Directive. Please reproduce the lines of the records below that run from the one containing "- text-line: Côte" through the one containing "- previous-page-fragment: tter: [35, 618, 61, 640]", both included.

Dataset rows.

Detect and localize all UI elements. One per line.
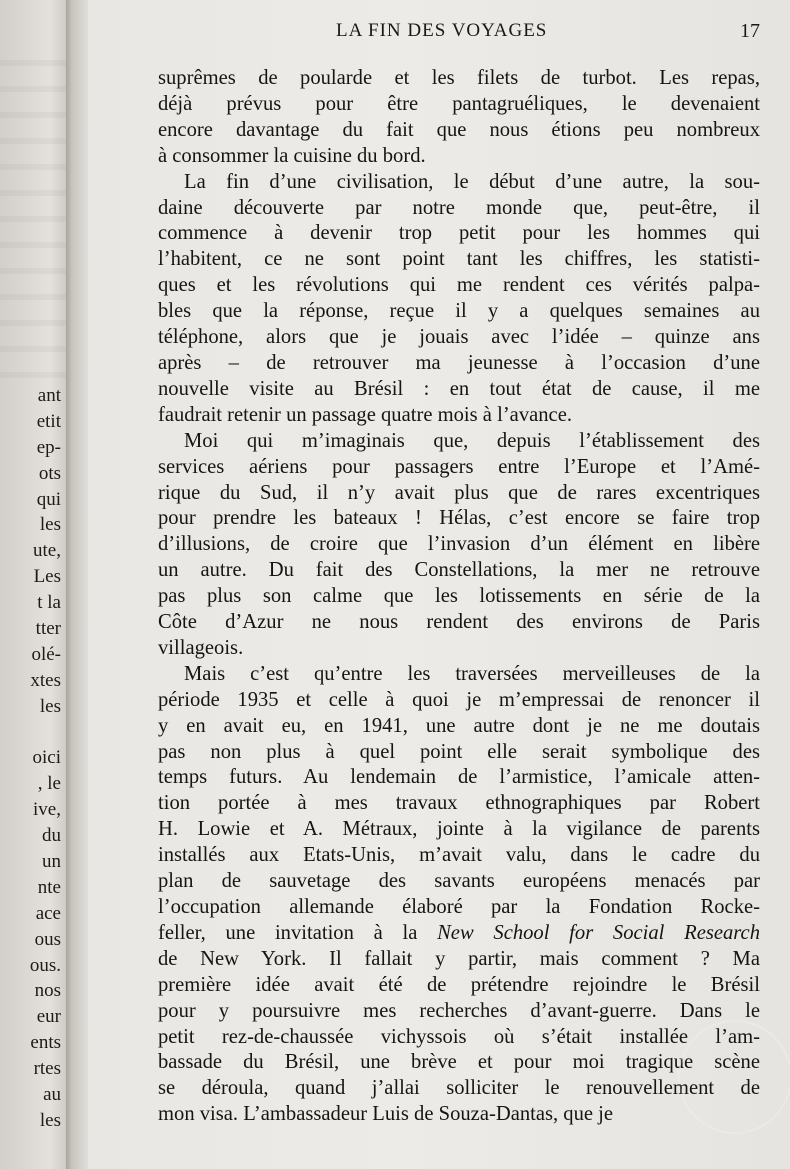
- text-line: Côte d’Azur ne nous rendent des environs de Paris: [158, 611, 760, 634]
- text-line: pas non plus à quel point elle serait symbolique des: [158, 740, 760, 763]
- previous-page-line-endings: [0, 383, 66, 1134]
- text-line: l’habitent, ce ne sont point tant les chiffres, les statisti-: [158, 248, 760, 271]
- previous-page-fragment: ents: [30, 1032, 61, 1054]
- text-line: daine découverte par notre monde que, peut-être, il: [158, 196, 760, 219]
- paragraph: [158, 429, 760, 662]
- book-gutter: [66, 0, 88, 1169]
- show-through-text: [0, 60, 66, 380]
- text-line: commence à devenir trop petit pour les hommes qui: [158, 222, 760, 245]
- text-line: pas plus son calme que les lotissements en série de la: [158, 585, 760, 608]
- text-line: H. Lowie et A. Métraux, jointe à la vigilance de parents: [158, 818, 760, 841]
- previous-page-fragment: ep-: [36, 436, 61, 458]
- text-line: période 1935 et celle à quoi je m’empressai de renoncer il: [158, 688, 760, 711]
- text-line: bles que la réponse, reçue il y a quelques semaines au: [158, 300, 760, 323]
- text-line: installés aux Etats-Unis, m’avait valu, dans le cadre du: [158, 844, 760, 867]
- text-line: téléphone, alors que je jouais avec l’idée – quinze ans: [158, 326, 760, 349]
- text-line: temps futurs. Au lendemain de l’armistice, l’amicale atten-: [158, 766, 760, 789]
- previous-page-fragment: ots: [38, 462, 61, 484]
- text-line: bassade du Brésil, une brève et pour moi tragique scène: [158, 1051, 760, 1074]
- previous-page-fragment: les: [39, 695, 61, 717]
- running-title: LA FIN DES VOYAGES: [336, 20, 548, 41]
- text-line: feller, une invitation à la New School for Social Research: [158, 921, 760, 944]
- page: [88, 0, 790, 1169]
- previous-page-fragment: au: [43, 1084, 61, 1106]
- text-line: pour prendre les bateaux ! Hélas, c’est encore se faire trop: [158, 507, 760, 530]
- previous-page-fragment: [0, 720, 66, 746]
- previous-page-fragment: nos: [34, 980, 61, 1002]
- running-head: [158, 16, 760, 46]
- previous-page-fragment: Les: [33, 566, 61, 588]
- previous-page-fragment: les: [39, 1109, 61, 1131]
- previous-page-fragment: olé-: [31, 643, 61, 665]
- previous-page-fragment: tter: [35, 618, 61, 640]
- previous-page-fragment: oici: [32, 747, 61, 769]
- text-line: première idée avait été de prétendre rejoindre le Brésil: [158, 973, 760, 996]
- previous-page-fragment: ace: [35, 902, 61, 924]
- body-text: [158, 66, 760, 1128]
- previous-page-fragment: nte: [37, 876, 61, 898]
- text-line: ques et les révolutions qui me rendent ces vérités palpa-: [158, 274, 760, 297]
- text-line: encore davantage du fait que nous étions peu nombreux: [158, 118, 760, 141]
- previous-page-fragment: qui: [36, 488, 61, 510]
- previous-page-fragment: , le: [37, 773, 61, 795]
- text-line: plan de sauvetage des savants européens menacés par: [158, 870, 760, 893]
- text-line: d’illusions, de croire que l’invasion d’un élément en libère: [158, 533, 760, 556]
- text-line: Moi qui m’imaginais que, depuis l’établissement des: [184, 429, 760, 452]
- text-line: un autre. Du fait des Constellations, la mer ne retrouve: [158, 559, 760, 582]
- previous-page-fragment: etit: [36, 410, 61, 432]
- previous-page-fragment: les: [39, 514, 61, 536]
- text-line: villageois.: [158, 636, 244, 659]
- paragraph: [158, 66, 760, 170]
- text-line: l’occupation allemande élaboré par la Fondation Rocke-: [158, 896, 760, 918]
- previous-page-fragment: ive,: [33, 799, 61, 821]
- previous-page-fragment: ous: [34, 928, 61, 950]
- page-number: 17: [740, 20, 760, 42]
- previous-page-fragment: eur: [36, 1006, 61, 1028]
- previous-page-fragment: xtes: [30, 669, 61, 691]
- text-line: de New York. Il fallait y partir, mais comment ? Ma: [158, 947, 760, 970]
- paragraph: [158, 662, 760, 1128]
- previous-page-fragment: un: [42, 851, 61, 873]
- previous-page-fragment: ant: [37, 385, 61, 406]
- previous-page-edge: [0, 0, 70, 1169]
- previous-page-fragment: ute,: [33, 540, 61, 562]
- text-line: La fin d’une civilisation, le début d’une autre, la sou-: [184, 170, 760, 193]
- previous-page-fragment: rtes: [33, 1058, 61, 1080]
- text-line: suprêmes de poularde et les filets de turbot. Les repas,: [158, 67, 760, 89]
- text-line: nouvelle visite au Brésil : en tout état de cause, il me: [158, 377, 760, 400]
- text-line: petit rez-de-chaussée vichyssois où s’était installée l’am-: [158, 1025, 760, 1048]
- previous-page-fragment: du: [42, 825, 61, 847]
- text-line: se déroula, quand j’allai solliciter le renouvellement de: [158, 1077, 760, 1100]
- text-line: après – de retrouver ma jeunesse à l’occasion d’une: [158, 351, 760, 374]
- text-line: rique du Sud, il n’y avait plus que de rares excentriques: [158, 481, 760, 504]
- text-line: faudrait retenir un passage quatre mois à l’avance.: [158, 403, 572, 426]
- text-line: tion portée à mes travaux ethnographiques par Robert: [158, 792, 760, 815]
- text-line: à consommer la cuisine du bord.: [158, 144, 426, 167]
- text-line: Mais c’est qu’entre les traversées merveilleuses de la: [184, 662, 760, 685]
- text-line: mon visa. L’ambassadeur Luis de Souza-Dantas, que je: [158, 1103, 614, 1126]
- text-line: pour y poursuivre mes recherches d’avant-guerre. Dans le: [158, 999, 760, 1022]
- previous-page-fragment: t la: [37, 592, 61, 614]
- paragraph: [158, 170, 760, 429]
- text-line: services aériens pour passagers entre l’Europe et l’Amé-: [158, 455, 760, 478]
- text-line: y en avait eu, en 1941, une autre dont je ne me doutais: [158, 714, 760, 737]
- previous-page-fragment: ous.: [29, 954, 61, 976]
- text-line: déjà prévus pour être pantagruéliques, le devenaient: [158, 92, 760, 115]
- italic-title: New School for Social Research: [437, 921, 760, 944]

Answer in full.
- text-line: Côte d’Azur ne nous rendent des environs de Paris: [158, 611, 760, 634]
- text-line: pas non plus à quel point elle serait symbolique des: [158, 740, 760, 763]
- previous-page-line-endings: [0, 383, 66, 1134]
- text-line: l’habitent, ce ne sont point tant les chiffres, les statisti-: [158, 248, 760, 271]
- previous-page-fragment: ents: [30, 1032, 61, 1054]
- text-line: daine découverte par notre monde que, peut-être, il: [158, 196, 760, 219]
- paragraph: [158, 429, 760, 662]
- book-gutter: [66, 0, 88, 1169]
- show-through-text: [0, 60, 66, 380]
- text-line: commence à devenir trop petit pour les hommes qui: [158, 222, 760, 245]
- text-line: pas plus son calme que les lotissements en série de la: [158, 585, 760, 608]
- text-line: H. Lowie et A. Métraux, jointe à la vigilance de parents: [158, 818, 760, 841]
- previous-page-fragment: ep-: [36, 436, 61, 458]
- text-line: période 1935 et celle à quoi je m’empressai de renoncer il: [158, 688, 760, 711]
- text-line: bles que la réponse, reçue il y a quelques semaines au: [158, 300, 760, 323]
- text-line: installés aux Etats-Unis, m’avait valu, dans le cadre du: [158, 844, 760, 867]
- text-line: téléphone, alors que je jouais avec l’idée – quinze ans: [158, 326, 760, 349]
- text-line: temps futurs. Au lendemain de l’armistice, l’amicale atten-: [158, 766, 760, 789]
- previous-page-fragment: ots: [38, 462, 61, 484]
- text-line: bassade du Brésil, une brève et pour moi tragique scène: [158, 1051, 760, 1074]
- previous-page-fragment: les: [39, 695, 61, 717]
- running-title: LA FIN DES VOYAGES: [336, 20, 548, 41]
- text-line: feller, une invitation à la New School for Social Research: [158, 921, 760, 944]
- page: [88, 0, 790, 1169]
- previous-page-fragment: au: [43, 1084, 61, 1106]
- text-line: pour prendre les bateaux ! Hélas, c’est encore se faire trop: [158, 507, 760, 530]
- previous-page-fragment: [0, 720, 66, 746]
- previous-page-fragment: nos: [34, 980, 61, 1002]
- running-head: [158, 16, 760, 46]
- previous-page-fragment: Les: [33, 566, 61, 588]
- previous-page-fragment: les: [39, 1109, 61, 1131]
- previous-page-fragment: olé-: [31, 643, 61, 665]
- previous-page-fragment: tter: [35, 618, 61, 640]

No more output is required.